Copy out the lines that include the word "Крайнего".

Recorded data
_ _ _ _

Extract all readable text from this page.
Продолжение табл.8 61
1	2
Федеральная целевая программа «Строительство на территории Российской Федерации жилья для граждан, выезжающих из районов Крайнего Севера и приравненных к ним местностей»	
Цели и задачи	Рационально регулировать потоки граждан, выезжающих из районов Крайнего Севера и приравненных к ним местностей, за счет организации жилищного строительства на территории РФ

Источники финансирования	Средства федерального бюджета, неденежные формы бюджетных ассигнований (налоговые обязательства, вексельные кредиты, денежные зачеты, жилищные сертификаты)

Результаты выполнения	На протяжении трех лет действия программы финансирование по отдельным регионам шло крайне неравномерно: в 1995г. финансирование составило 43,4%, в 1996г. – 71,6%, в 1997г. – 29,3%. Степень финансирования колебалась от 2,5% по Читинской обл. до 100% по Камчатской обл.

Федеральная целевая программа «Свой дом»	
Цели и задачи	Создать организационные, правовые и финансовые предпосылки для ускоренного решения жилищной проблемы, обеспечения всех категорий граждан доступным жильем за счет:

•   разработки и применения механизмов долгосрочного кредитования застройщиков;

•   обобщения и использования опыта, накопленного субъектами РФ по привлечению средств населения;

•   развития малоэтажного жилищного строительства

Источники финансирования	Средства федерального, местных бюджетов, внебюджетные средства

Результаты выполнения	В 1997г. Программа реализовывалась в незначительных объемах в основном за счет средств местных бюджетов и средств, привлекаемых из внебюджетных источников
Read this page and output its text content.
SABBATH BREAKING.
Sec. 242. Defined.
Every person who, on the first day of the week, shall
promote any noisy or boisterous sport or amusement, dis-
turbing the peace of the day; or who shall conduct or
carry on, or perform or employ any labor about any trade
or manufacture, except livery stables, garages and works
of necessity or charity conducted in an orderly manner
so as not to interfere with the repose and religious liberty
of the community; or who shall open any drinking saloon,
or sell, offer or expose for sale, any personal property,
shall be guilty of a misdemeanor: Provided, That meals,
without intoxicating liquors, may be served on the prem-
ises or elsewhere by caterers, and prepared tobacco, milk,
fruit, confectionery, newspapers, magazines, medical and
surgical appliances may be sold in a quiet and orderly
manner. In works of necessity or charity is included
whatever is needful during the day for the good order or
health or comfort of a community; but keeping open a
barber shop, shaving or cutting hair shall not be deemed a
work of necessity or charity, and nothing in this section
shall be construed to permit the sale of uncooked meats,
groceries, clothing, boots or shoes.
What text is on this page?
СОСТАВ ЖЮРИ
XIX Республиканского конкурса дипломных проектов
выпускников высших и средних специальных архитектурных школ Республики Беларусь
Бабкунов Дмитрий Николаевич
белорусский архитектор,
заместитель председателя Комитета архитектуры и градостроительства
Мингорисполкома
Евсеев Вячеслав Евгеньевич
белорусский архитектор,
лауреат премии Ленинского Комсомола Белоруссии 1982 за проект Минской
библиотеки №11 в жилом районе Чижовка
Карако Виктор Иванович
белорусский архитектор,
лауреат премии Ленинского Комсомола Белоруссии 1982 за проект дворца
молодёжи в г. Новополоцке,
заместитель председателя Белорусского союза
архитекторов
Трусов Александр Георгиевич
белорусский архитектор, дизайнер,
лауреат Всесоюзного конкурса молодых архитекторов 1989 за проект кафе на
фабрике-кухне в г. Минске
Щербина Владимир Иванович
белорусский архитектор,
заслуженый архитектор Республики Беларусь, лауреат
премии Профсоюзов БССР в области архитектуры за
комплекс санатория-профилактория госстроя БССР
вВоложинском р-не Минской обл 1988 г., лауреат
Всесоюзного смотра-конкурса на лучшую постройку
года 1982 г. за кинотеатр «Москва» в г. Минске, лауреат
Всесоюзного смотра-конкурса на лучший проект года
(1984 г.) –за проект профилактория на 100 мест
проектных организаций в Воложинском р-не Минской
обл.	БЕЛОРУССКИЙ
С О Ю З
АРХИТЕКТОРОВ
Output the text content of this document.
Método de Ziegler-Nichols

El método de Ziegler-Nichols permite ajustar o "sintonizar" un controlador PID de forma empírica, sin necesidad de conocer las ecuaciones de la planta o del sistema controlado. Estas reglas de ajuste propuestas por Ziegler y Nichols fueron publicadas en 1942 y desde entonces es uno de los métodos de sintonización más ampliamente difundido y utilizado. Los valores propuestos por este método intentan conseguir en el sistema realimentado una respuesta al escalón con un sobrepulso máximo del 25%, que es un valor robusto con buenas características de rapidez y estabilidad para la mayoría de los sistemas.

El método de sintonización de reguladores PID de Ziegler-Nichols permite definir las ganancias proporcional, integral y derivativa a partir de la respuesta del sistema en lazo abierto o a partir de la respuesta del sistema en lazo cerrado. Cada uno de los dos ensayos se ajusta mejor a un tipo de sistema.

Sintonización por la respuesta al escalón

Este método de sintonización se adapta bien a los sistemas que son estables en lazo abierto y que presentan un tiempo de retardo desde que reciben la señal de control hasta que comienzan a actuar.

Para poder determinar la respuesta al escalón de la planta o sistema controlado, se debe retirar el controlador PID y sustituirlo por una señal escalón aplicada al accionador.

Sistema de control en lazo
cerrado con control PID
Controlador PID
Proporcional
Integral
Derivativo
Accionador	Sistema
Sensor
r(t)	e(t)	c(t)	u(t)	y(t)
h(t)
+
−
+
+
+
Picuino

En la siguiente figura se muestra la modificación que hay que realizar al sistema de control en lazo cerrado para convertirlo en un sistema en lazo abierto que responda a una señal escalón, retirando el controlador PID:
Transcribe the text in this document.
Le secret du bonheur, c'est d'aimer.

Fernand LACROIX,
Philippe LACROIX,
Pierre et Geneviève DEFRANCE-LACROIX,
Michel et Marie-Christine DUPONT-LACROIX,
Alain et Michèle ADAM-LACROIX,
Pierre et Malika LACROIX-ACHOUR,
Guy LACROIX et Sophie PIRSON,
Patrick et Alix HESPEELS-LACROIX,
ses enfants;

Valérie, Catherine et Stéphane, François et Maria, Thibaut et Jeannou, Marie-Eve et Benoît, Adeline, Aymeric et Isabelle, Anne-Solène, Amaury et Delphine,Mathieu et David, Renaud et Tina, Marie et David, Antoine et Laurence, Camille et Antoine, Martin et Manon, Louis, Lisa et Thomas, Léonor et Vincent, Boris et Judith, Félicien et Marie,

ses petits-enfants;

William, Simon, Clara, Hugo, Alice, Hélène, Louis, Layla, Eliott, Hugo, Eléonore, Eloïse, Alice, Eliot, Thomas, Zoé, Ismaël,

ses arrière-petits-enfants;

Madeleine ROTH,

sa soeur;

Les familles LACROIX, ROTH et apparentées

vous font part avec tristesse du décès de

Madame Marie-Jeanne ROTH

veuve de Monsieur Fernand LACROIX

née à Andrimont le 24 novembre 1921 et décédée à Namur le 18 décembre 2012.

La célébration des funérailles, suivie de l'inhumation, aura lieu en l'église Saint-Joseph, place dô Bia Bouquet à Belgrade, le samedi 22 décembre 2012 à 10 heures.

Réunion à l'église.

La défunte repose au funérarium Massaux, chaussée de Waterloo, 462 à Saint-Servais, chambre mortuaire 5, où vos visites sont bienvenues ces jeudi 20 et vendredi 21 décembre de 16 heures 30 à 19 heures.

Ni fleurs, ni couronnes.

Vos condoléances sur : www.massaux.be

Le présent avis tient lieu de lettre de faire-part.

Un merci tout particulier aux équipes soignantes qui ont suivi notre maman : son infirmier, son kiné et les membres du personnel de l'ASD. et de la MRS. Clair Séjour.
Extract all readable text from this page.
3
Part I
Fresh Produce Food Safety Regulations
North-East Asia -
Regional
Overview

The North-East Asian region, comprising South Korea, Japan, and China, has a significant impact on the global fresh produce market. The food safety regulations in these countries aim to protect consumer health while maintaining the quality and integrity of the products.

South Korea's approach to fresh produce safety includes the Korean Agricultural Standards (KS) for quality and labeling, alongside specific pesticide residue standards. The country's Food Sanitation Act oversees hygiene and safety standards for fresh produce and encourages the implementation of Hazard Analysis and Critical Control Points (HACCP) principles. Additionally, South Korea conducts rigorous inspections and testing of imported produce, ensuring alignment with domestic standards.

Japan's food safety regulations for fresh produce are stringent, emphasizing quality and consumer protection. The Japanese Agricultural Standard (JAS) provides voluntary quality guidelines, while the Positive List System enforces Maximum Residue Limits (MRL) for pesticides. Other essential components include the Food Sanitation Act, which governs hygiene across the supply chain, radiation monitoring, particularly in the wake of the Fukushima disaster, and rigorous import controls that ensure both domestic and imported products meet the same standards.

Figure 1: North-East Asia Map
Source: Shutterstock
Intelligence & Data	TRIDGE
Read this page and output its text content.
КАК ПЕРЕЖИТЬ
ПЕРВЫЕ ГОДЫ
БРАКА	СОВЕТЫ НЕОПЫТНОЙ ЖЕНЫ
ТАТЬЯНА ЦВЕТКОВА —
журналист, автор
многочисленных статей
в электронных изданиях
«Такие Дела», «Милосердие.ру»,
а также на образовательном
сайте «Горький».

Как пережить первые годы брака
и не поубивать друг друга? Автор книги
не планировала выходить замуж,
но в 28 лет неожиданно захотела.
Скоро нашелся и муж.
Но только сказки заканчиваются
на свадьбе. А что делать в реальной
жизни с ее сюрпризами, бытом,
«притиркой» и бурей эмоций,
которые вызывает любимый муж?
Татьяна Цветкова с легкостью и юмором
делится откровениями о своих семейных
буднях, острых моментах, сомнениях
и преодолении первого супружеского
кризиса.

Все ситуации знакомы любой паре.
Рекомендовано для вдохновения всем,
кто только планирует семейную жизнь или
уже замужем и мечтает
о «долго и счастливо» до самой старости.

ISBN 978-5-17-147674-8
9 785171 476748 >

_ _ _ _

*Problem solution:*
Федеральная целевая программа «Строительство на территории Российской Федерации жилья для граждан, выезжающих из районов Крайнего Севера и приравненных к ним местностей»	
Цели и задачи	Рационально регулировать потоки граждан, выезжающих из районов Крайнего Севера и приравненных к ним местностей, за счет организации жилищного строительства на территории РФ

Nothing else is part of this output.